BEGIN Supplied data

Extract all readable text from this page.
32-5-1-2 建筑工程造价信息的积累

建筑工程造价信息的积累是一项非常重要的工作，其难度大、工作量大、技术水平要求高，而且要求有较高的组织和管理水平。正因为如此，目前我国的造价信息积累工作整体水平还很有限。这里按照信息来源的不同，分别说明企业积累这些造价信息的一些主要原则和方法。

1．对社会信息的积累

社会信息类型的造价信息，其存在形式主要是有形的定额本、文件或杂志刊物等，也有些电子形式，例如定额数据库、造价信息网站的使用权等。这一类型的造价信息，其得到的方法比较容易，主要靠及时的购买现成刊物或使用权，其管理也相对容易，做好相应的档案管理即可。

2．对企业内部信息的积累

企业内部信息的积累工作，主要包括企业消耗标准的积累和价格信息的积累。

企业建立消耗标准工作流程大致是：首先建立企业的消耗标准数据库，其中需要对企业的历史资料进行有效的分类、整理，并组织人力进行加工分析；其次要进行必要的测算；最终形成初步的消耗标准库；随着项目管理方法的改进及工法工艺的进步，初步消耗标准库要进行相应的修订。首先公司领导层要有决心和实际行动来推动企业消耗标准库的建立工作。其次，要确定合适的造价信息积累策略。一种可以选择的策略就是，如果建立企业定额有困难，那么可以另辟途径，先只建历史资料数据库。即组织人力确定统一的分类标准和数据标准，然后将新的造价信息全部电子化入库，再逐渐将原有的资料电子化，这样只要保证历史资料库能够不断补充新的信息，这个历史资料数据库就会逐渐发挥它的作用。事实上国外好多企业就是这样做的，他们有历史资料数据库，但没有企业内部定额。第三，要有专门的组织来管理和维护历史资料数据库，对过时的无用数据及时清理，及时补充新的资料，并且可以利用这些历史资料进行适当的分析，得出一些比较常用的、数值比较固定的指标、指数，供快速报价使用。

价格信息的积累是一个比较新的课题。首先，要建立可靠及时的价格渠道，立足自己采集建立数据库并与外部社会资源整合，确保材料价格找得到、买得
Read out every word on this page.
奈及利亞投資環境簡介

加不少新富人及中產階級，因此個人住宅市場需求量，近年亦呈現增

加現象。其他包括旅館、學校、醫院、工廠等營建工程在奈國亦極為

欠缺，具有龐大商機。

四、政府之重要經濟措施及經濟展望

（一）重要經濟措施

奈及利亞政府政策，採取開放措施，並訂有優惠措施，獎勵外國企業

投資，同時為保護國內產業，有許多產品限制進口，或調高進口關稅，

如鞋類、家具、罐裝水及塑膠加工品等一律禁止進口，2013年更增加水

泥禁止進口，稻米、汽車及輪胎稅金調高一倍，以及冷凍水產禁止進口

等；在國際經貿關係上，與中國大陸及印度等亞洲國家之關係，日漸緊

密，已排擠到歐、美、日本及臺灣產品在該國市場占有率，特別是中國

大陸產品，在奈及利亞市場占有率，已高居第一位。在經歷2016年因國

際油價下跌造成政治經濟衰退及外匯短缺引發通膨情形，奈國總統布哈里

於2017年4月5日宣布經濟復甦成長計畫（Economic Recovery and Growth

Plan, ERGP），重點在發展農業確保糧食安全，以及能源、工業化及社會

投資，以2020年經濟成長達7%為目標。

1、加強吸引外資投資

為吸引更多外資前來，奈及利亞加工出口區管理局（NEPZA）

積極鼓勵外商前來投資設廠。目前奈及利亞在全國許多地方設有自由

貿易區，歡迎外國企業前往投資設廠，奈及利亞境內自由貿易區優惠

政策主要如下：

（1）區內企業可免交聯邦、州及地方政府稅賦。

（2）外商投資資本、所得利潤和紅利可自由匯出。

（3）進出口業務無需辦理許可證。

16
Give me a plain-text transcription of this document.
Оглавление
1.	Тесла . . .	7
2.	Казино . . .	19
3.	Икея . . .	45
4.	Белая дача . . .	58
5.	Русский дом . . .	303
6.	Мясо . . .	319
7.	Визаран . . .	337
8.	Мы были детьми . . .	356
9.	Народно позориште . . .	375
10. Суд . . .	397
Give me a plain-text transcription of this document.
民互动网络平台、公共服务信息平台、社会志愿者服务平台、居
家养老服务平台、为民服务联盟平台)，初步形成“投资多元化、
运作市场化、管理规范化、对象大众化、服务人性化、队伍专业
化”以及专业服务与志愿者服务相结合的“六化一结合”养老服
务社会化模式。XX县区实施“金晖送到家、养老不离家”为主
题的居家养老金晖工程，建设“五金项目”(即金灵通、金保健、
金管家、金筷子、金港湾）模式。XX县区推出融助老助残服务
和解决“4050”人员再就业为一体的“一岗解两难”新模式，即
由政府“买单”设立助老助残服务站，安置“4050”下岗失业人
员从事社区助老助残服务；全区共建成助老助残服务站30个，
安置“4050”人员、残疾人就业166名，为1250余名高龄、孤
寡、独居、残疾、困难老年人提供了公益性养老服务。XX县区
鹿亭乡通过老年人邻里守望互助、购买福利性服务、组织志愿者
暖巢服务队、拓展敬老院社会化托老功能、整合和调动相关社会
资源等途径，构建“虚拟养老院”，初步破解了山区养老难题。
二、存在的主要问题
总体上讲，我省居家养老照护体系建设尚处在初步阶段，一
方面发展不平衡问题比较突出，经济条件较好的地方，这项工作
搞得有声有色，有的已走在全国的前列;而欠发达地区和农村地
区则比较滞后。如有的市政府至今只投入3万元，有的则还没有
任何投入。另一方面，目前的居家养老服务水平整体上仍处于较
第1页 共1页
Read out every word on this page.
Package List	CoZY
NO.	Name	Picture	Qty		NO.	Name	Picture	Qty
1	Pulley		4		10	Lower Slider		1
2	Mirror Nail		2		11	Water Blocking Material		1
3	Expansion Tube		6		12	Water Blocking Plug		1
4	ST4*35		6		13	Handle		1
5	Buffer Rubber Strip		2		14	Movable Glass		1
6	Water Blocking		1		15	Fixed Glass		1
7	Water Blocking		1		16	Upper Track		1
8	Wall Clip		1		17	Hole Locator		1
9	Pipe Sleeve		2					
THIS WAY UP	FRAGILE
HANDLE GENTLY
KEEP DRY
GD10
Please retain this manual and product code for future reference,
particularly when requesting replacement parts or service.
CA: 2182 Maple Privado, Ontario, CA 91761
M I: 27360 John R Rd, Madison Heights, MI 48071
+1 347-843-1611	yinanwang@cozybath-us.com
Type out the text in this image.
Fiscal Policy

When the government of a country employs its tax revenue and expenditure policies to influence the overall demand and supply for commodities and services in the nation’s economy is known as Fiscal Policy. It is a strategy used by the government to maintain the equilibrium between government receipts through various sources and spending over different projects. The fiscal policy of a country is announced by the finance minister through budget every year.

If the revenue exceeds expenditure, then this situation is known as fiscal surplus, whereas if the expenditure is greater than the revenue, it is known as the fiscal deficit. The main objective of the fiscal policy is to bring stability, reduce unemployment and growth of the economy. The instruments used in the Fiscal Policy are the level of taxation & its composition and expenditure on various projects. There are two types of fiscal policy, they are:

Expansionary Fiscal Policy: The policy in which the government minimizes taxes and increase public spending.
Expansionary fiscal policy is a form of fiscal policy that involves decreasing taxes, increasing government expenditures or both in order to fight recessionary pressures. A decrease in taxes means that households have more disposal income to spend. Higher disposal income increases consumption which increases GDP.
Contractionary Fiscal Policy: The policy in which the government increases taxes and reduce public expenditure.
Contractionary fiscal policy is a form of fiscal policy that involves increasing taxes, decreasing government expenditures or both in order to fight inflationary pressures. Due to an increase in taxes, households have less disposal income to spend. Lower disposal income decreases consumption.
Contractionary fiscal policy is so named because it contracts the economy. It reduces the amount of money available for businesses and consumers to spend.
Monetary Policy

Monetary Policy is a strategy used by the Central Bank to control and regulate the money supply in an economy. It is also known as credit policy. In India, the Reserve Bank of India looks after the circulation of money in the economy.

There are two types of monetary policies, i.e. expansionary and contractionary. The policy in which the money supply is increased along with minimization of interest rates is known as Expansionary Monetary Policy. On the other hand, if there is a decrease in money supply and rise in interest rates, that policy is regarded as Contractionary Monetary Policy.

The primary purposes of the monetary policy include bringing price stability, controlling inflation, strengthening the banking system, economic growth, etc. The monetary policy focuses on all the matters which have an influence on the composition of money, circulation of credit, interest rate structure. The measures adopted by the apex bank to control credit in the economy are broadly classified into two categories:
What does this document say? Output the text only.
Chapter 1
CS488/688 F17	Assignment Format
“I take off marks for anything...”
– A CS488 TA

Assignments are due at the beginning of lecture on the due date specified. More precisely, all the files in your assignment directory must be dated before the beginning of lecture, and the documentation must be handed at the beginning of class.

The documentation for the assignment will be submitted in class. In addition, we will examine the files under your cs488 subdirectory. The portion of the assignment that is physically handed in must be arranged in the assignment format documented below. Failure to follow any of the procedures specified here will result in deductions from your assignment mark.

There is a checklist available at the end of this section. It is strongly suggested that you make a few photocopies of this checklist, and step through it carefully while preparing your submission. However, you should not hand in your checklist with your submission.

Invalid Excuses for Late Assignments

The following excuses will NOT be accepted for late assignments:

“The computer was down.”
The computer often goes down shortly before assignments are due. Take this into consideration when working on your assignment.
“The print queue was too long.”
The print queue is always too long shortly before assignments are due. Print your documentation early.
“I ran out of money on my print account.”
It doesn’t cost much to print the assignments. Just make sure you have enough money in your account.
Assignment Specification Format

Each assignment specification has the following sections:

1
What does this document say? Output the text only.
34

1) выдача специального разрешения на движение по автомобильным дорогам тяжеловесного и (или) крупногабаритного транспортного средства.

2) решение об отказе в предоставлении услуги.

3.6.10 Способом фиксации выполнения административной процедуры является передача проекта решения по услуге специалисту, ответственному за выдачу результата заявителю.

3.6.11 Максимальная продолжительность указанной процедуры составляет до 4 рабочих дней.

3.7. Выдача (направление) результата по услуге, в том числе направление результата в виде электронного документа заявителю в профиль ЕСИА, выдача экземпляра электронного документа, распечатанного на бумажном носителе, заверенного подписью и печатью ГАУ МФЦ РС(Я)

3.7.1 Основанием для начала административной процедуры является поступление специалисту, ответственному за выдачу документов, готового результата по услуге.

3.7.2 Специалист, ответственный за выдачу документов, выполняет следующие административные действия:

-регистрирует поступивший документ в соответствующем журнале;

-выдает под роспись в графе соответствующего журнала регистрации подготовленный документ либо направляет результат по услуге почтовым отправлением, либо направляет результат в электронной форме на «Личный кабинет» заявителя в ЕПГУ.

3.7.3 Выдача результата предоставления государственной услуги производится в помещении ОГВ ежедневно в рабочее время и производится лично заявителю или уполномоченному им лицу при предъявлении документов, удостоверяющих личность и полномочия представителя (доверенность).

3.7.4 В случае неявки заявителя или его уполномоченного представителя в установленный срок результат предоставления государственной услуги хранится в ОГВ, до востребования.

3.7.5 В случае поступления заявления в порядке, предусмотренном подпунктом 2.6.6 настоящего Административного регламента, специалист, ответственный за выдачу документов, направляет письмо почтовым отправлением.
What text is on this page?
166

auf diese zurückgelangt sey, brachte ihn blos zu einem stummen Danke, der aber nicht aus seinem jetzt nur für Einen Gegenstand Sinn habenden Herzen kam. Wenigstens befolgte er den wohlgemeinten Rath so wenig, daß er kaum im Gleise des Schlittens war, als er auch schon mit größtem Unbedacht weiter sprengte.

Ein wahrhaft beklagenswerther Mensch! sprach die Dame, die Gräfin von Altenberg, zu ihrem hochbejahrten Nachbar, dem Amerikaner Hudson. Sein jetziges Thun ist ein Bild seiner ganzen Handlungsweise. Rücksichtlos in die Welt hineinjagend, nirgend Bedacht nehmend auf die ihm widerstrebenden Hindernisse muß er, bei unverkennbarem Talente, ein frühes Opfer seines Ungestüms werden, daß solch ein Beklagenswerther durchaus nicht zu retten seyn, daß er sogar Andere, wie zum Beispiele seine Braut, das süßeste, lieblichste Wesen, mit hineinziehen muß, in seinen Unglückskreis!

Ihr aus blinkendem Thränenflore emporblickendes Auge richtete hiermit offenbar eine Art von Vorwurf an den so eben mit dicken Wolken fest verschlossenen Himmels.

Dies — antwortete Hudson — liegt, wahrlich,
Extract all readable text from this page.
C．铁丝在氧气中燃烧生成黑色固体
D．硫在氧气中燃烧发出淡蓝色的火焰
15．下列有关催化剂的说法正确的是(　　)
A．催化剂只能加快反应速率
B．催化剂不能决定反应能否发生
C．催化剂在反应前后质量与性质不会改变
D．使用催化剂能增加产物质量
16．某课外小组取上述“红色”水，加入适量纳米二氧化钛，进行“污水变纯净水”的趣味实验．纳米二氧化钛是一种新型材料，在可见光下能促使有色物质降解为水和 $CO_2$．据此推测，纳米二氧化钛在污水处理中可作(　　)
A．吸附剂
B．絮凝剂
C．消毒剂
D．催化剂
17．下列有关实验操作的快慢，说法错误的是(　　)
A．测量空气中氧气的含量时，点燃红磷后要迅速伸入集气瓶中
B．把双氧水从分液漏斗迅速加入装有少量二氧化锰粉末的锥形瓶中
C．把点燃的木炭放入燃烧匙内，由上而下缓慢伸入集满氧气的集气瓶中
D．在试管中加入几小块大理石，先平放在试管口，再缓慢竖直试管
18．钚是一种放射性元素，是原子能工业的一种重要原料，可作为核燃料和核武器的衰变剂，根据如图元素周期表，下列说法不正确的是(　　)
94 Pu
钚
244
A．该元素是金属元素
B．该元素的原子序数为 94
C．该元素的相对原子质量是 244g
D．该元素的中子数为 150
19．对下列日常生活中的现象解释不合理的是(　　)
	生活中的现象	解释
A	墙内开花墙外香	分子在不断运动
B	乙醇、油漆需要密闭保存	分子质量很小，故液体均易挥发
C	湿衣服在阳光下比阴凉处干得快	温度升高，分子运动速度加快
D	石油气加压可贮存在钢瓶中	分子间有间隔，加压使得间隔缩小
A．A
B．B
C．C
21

END Supplied data

> _Problem description_
Track down every line of the material containing the string "является", and copy it.

> _Solution below_
3.6.10 Способом фиксации выполнения административной процедуры является передача проекта решения по услуге специалисту, ответственному за выдачу результата заявителю.
3.7.1 Основанием для начала административной процедуры является поступление специалисту, ответственному за выдачу документов, готового результата по услуге.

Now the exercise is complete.